The Rangers don’t appear to have anyone firmly in place as the their closer, though the recently-signed Tim Lincecum is one candidate to win the job. There’s at least a possibility that they could fill the position externally, as Jon Heyman of FanRag Sports reports in his latest “Inside Baseball” column that the team has considered bringing Greg Holland into the fold. We haven’t heard much other chatter about interest in Holland recently. The outgoing Rockies closer is MLBTR’s third-best free agent remaining, and the odds of him surpassing the offer he reportedly received from the Rockies earlier this winter (something in the three-year, $51MM range) aren’t good. This is particularly true considering the fate of the two Scott Boras clients to sign contracts most recently; Mike Moustakas recently received just a one-year deal at a $6.5MM guarantee from the Royals, while Carlos Gonzalez is said to be finalizing a one-year, $8MM contract with the Rockies.
Other recent items out of the AL West…
- Speaking of the Rangers’ bullpen, the team hasn’t yet decided whether to utilize former closer Matt Bush as a starter or reliever this season, according to Evan Grant of SportsDay. By his own admission, Bush had trouble finding consistency in his most recent spring training outing, walking two and allowing a homer on 43 pitches. In 52 1/3 innings with the Rangers last season, Bush pitched to a 3.78 ERA and a 4.57 xFIP. He saved ten games during his brief stint as the club’s closer, but he blew another five save opportunities that came his way.
- Jeff Passan of Yahoo Sports provides feedback from some scouts on the bat of Shohei Ohtani, the Angels’ most high-profile offseason acquisition. These eight MLB scouts (seven of whom have seen Ohtani this spring) aren’t high on the Japanese phenom’s chances to produce offensively at the major league level. According to Passan, these scouts believe that “[p]itchers are going to punish him with inside fastballs, his swing contains flaws in balance and mechanics, and he needs at least 500 plate appearances of seasoning in the minor leagues to give him a chance at becoming a productive major league hitter.” One in particular noted that Ohtani did not hit from a balanced base, adding that he needed to “cheat” on inside fastballs, which would theoretically leave him susceptible to other pitches. Of course, it should be noted that Ohtani’s never attempted to hit major league pitching before this spring; one would think he deserves a reasonable adjustment period before jumping to any conclusions about his hitting ability.

○ ○ ○ ○

PROMPT 1: Reproduce the passage from the AL West baseball notes word for word, starting at "Other recent items" and ending at "came his way.".
PROMPT 2: Carry the AL West baseball notes forward from their last sentence.

○ ○ ○ ○

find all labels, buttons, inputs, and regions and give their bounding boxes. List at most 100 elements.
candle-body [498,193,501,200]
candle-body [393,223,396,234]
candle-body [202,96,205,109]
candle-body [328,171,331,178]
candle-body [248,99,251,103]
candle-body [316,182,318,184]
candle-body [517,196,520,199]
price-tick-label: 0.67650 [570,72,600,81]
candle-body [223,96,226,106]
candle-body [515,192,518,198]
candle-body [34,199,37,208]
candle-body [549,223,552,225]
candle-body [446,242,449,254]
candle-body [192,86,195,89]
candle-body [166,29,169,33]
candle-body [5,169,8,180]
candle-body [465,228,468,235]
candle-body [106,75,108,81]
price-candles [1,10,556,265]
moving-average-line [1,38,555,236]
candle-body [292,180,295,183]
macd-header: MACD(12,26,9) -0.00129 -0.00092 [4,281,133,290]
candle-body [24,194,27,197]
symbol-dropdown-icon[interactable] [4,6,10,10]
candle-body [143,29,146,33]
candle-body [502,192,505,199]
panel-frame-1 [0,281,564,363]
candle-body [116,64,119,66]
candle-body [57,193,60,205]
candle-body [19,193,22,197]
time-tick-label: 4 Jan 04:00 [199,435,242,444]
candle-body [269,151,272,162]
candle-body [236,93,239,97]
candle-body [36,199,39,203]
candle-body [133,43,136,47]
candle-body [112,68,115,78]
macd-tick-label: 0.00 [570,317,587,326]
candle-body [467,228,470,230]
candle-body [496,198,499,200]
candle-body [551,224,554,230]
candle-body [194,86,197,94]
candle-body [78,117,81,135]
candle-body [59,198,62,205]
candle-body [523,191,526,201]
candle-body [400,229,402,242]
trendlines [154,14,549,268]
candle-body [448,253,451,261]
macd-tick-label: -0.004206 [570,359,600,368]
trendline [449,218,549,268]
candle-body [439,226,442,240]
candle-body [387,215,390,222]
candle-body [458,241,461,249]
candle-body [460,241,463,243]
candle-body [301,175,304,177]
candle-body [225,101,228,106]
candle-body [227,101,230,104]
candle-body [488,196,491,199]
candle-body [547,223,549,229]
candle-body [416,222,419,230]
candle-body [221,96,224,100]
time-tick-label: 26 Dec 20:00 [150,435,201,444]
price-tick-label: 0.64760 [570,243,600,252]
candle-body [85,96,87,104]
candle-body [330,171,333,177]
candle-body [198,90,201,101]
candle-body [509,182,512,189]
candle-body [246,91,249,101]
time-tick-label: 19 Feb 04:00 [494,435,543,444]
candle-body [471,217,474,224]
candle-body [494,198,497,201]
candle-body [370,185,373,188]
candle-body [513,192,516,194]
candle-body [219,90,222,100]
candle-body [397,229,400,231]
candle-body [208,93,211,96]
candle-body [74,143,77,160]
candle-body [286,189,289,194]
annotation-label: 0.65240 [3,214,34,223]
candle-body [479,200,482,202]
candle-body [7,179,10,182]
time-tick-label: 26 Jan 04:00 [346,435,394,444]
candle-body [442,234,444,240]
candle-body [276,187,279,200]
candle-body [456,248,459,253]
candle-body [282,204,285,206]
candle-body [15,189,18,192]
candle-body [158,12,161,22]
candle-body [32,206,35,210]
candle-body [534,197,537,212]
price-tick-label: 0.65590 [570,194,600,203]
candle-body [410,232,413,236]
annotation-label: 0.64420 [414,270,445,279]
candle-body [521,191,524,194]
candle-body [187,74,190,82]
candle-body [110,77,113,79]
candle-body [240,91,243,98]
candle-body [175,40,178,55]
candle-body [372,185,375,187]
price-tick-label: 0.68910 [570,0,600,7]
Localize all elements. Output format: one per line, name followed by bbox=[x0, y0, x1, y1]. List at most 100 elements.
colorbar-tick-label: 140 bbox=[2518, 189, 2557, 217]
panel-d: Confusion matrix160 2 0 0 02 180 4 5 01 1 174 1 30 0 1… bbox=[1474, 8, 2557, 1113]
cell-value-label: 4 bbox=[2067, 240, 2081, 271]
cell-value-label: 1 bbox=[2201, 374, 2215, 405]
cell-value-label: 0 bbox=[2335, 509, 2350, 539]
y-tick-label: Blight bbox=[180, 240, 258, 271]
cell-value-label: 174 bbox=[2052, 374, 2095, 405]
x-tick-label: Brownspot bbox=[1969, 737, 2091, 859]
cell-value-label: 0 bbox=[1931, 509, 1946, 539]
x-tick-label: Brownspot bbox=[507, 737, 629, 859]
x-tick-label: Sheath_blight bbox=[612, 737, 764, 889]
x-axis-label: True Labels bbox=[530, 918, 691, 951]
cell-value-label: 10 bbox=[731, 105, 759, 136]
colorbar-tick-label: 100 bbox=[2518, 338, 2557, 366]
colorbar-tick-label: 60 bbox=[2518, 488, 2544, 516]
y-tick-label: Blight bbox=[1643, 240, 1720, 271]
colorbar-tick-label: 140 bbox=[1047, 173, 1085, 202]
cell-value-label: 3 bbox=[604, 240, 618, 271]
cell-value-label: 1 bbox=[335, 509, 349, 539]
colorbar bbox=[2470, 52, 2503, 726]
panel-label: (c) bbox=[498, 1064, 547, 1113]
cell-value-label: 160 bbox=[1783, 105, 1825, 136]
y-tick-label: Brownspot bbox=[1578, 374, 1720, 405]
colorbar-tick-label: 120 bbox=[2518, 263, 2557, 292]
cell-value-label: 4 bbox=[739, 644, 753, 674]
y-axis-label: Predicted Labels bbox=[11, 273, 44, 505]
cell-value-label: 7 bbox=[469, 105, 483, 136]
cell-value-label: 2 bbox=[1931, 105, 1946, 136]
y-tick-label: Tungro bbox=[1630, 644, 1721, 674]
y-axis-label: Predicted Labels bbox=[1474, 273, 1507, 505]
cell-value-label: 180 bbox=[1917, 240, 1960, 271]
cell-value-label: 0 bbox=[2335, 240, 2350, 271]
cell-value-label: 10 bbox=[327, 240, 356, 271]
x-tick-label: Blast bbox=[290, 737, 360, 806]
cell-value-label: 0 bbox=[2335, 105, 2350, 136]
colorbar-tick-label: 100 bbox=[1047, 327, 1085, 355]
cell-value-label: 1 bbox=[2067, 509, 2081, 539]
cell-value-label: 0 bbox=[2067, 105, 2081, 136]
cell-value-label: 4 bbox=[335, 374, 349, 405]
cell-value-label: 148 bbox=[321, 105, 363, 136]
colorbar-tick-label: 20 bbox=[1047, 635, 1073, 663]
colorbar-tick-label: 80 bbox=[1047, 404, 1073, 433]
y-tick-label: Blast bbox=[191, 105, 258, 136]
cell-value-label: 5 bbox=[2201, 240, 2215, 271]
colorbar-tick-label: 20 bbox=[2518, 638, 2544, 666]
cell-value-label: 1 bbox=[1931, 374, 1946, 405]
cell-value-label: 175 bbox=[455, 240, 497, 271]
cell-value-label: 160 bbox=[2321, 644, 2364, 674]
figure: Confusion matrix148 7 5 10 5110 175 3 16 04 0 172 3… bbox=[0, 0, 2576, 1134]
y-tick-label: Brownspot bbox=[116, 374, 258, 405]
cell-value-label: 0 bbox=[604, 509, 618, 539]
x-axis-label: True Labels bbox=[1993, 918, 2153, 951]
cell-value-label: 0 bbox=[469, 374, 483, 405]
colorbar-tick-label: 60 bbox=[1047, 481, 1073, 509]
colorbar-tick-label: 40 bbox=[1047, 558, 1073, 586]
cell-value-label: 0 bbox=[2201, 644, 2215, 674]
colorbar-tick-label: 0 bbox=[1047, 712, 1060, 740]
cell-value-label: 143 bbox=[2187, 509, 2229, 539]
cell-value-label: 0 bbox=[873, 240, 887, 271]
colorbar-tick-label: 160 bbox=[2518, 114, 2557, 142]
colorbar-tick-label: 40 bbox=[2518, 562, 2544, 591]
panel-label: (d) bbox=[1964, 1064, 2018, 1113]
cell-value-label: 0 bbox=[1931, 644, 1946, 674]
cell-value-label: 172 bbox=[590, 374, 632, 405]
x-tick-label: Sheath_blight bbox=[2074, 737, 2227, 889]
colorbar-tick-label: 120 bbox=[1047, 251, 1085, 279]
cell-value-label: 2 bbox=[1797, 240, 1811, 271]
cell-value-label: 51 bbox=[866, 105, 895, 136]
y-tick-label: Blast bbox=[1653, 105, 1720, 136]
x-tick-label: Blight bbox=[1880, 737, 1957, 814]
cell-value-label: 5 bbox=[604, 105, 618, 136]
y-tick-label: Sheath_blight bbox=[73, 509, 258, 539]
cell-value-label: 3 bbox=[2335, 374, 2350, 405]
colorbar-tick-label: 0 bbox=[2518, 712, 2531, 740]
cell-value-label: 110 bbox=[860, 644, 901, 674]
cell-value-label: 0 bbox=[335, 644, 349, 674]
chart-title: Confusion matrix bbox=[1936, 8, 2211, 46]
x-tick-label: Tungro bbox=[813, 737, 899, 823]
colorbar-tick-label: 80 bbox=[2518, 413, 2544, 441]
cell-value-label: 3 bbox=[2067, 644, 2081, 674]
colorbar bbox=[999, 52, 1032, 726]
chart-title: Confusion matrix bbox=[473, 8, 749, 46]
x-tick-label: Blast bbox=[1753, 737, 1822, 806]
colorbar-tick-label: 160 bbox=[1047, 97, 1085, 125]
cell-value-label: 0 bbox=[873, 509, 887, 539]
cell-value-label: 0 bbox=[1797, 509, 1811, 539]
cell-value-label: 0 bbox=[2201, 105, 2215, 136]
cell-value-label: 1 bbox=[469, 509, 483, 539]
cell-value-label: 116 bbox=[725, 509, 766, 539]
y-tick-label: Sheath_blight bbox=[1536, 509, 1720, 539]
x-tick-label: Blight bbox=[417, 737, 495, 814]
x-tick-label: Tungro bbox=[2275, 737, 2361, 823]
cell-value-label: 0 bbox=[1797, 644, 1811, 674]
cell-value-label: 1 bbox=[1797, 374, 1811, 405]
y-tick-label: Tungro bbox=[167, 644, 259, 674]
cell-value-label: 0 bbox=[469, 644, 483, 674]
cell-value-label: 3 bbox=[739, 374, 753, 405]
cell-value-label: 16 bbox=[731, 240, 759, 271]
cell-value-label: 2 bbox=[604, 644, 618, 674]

○ ○ ○ ○

WRITTEN RESPONSE 1:
Other recent items out of the AL West…
- Speaking of the Rangers’ bullpen, the team hasn’t yet decided whether to utilize former closer Matt Bush as a starter or reliever this season, according to Evan Grant of SportsDay. By his own admission, Bush had trouble finding consistency in his most recent spring training outing, walking two and allowing a homer on 43 pitches. In 52 1/3 innings with the Rangers last season, Bush pitched to a 3.78 ERA and a 4.57 xFIP. He saved ten games during his brief stint as the club’s closer, but he blew another five save opportunities that came his way.

WRITTEN RESPONSE 2:
- On the flip side of the coin, Joel Sherman of the New York Post details some concerns about Ohtani’s pitching. Sherman notes that he lacked high-end velocity in his most recent spring training start, mostly throwing between 91-94 MPH with some command issues. Though he generated 17 swings and misses (an extremely impressive number in just a few innings), he also uncorked a triad of wild pitches. Sherman wonders whether this can simply be chalked up to growing pains, or if it’s part of a more serious issue. The obvious caveat to this is that minute spring training sample sizes aren’t entirely indicative of cause for panic.
- Mariners reliever Tony Zych is undergoing medical tests for what’s being described as shoulder discomfort, according to Greg Johns of MLB.com. Though Seattle’s setup man improved his ERA to an impressive 2.66 in 40 2/3 innings last season, he experienced a steep dropoff in his strikeout rate, down to 7.75 batters per nine innings from a 12.66 career mark prior to 2017. He didn’t make any appearances past August 19th due to arm issues.